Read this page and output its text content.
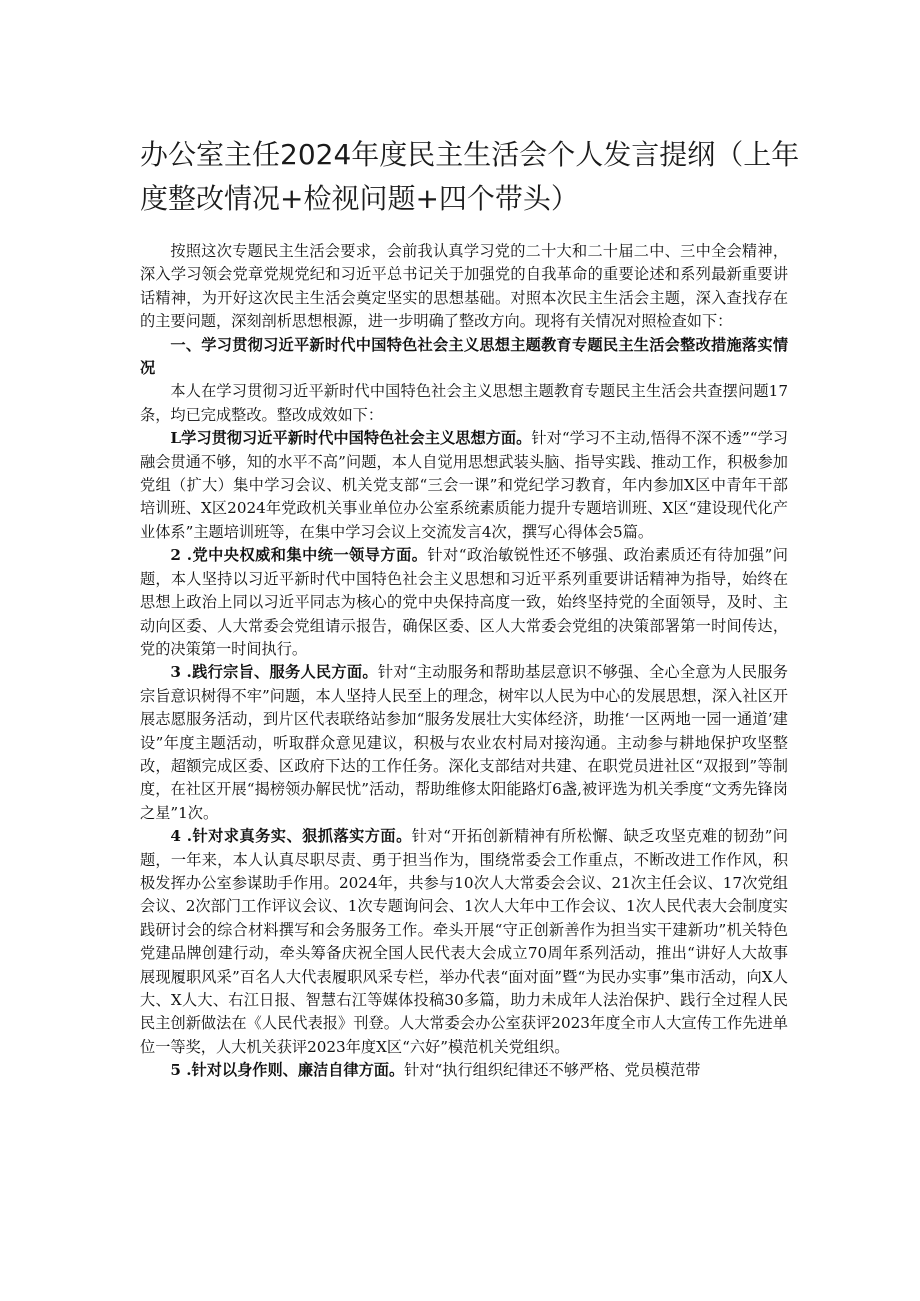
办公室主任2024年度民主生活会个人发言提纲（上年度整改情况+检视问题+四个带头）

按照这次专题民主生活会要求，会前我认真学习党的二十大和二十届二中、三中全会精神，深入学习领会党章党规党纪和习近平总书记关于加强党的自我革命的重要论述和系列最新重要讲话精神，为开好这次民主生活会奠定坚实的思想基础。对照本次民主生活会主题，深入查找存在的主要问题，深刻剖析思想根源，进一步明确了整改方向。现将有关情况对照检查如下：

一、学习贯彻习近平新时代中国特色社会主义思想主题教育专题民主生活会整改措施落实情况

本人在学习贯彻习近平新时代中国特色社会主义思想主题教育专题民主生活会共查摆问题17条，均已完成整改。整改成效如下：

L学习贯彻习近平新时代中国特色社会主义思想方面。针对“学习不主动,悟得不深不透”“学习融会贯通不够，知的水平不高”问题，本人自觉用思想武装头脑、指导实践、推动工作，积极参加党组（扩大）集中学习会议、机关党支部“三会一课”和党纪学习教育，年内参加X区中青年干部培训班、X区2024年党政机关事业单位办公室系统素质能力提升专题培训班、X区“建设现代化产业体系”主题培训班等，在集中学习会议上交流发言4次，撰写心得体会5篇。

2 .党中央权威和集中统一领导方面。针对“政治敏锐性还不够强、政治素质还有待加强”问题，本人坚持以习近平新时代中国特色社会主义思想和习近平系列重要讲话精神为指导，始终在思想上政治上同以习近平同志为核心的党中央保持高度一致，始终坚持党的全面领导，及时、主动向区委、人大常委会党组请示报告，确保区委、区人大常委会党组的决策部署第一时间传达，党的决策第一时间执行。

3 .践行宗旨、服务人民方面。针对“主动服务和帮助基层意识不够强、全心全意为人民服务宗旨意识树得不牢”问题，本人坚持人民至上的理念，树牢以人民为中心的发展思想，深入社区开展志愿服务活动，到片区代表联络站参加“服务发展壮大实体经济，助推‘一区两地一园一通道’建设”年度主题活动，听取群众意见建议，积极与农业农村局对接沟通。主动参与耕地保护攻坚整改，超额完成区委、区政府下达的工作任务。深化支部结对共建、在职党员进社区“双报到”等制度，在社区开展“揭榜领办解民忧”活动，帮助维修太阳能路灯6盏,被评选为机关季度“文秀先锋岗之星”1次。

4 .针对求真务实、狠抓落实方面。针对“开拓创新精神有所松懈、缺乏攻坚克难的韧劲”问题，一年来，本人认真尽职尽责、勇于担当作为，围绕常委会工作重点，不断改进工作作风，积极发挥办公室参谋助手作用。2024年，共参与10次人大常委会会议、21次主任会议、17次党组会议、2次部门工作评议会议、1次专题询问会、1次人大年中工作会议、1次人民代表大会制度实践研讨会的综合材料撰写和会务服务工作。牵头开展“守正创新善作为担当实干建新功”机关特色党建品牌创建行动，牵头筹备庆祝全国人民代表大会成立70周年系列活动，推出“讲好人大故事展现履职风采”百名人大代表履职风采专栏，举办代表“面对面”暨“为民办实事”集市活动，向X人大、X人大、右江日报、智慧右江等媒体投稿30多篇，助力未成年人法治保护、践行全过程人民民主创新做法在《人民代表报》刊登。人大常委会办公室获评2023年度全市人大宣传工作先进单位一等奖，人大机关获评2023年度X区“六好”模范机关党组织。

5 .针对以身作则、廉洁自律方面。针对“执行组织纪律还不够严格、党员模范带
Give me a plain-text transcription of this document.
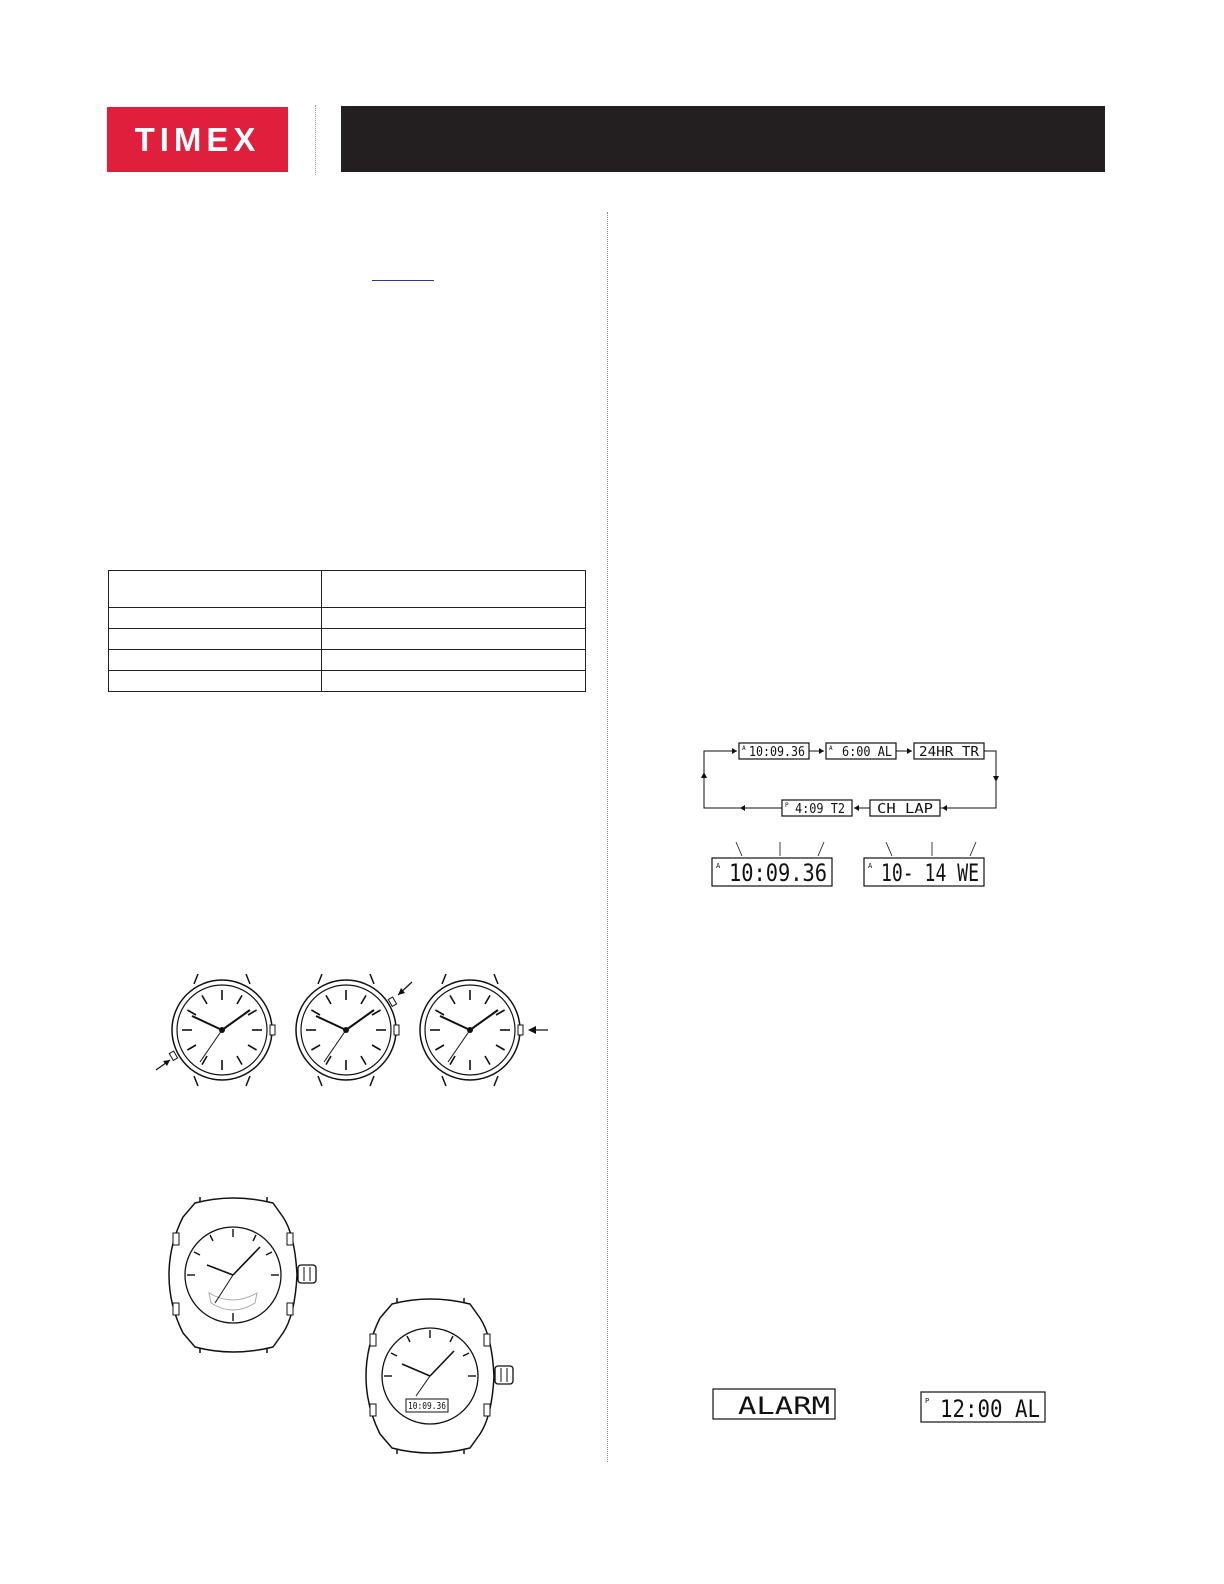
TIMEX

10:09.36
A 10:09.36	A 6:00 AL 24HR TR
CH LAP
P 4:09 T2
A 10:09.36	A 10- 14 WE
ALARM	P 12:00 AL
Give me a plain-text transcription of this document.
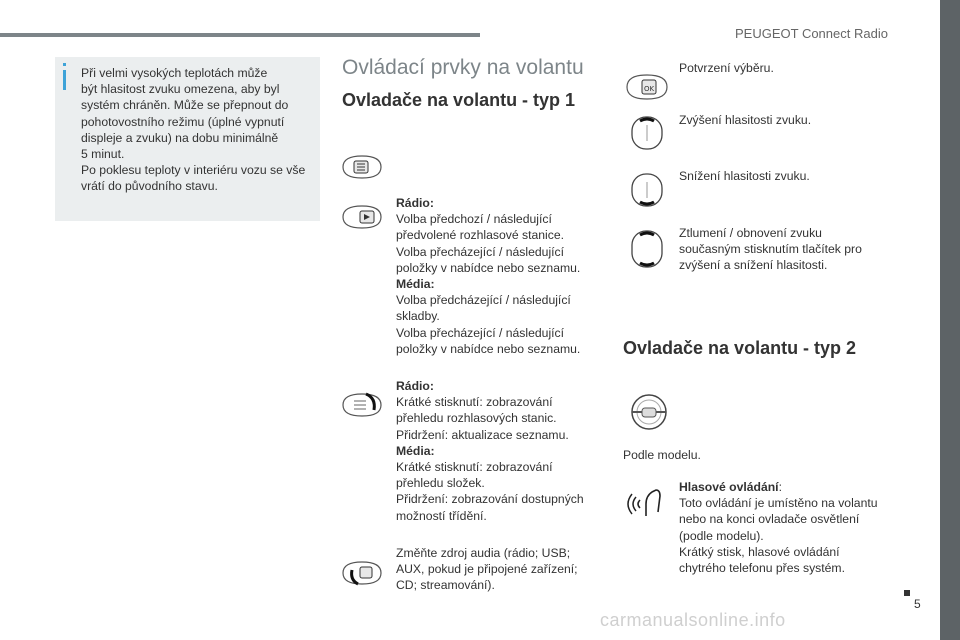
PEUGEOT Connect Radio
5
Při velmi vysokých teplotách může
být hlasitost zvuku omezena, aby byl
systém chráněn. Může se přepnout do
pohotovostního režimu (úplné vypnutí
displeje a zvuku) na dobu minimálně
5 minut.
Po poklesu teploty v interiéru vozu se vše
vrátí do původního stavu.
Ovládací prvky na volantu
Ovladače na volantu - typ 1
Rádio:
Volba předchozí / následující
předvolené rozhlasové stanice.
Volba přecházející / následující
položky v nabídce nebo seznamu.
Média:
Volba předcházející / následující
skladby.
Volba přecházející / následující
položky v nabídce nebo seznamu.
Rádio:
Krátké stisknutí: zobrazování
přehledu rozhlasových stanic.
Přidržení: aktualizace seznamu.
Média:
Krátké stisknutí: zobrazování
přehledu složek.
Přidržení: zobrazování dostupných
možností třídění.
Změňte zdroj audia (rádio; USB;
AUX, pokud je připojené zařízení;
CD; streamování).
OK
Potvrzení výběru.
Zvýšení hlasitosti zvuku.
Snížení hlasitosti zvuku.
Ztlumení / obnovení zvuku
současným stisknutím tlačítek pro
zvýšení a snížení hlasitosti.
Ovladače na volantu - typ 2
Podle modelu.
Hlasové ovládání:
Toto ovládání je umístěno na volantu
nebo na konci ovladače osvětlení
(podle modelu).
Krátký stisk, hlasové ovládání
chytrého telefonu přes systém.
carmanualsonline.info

----------------

STATED TASK
The records above are to be quoted exactly, with all pictures left out.

FINISHED ANSWER
Read this page and output its text content.
办公室主任2024年度民主生活会个人发言提纲（上年度整改情况+检视问题+四个带头）

按照这次专题民主生活会要求，会前我认真学习党的二十大和二十届二中、三中全会精神，深入学习领会党章党规党纪和习近平总书记关于加强党的自我革命的重要论述和系列最新重要讲话精神，为开好这次民主生活会奠定坚实的思想基础。对照本次民主生活会主题，深入查找存在的主要问题，深刻剖析思想根源，进一步明确了整改方向。现将有关情况对照检查如下：

一、学习贯彻习近平新时代中国特色社会主义思想主题教育专题民主生活会整改措施落实情况

本人在学习贯彻习近平新时代中国特色社会主义思想主题教育专题民主生活会共查摆问题17条，均已完成整改。整改成效如下：

L学习贯彻习近平新时代中国特色社会主义思想方面。针对“学习不主动,悟得不深不透”“学习融会贯通不够，知的水平不高”问题，本人自觉用思想武装头脑、指导实践、推动工作，积极参加党组（扩大）集中学习会议、机关党支部“三会一课”和党纪学习教育，年内参加X区中青年干部培训班、X区2024年党政机关事业单位办公室系统素质能力提升专题培训班、X区“建设现代化产业体系”主题培训班等，在集中学习会议上交流发言4次，撰写心得体会5篇。

2 .党中央权威和集中统一领导方面。针对“政治敏锐性还不够强、政治素质还有待加强”问题，本人坚持以习近平新时代中国特色社会主义思想和习近平系列重要讲话精神为指导，始终在思想上政治上同以习近平同志为核心的党中央保持高度一致，始终坚持党的全面领导，及时、主动向区委、人大常委会党组请示报告，确保区委、区人大常委会党组的决策部署第一时间传达，党的决策第一时间执行。

3 .践行宗旨、服务人民方面。针对“主动服务和帮助基层意识不够强、全心全意为人民服务宗旨意识树得不牢”问题，本人坚持人民至上的理念，树牢以人民为中心的发展思想，深入社区开展志愿服务活动，到片区代表联络站参加“服务发展壮大实体经济，助推‘一区两地一园一通道’建设”年度主题活动，听取群众意见建议，积极与农业农村局对接沟通。主动参与耕地保护攻坚整改，超额完成区委、区政府下达的工作任务。深化支部结对共建、在职党员进社区“双报到”等制度，在社区开展“揭榜领办解民忧”活动，帮助维修太阳能路灯6盏,被评选为机关季度“文秀先锋岗之星”1次。

4 .针对求真务实、狠抓落实方面。针对“开拓创新精神有所松懈、缺乏攻坚克难的韧劲”问题，一年来，本人认真尽职尽责、勇于担当作为，围绕常委会工作重点，不断改进工作作风，积极发挥办公室参谋助手作用。2024年，共参与10次人大常委会会议、21次主任会议、17次党组会议、2次部门工作评议会议、1次专题询问会、1次人大年中工作会议、1次人民代表大会制度实践研讨会的综合材料撰写和会务服务工作。牵头开展“守正创新善作为担当实干建新功”机关特色党建品牌创建行动，牵头筹备庆祝全国人民代表大会成立70周年系列活动，推出“讲好人大故事展现履职风采”百名人大代表履职风采专栏，举办代表“面对面”暨“为民办实事”集市活动，向X人大、X人大、右江日报、智慧右江等媒体投稿30多篇，助力未成年人法治保护、践行全过程人民民主创新做法在《人民代表报》刊登。人大常委会办公室获评2023年度全市人大宣传工作先进单位一等奖，人大机关获评2023年度X区“六好”模范机关党组织。

5 .针对以身作则、廉洁自律方面。针对“执行组织纪律还不够严格、党员模范带
Give me a plain-text transcription of this document.
TIMEX

10:09.36
A 10:09.36	A 6:00 AL 24HR TR
CH LAP
P 4:09 T2
A 10:09.36	A 10- 14 WE
ALARM	P 12:00 AL
Give me a plain-text transcription of this document.
PEUGEOT Connect Radio
5
Při velmi vysokých teplotách může
být hlasitost zvuku omezena, aby byl
systém chráněn. Může se přepnout do
pohotovostního režimu (úplné vypnutí
displeje a zvuku) na dobu minimálně
5 minut.
Po poklesu teploty v interiéru vozu se vše
vrátí do původního stavu.
Ovládací prvky na volantu
Ovladače na volantu - typ 1
Rádio:
Volba předchozí / následující
předvolené rozhlasové stanice.
Volba přecházející / následující
položky v nabídce nebo seznamu.
Média:
Volba předcházející / následující
skladby.
Volba přecházející / následující
položky v nabídce nebo seznamu.
Rádio:
Krátké stisknutí: zobrazování
přehledu rozhlasových stanic.
Přidržení: aktualizace seznamu.
Média:
Krátké stisknutí: zobrazování
přehledu složek.
Přidržení: zobrazování dostupných
možností třídění.
Změňte zdroj audia (rádio; USB;
AUX, pokud je připojené zařízení;
CD; streamování).
OK
Potvrzení výběru.
Zvýšení hlasitosti zvuku.
Snížení hlasitosti zvuku.
Ztlumení / obnovení zvuku
současným stisknutím tlačítek pro
zvýšení a snížení hlasitosti.
Ovladače na volantu - typ 2
Podle modelu.
Hlasové ovládání:
Toto ovládání je umístěno na volantu
nebo na konci ovladače osvětlení
(podle modelu).
Krátký stisk, hlasové ovládání
chytrého telefonu přes systém.
carmanualsonline.info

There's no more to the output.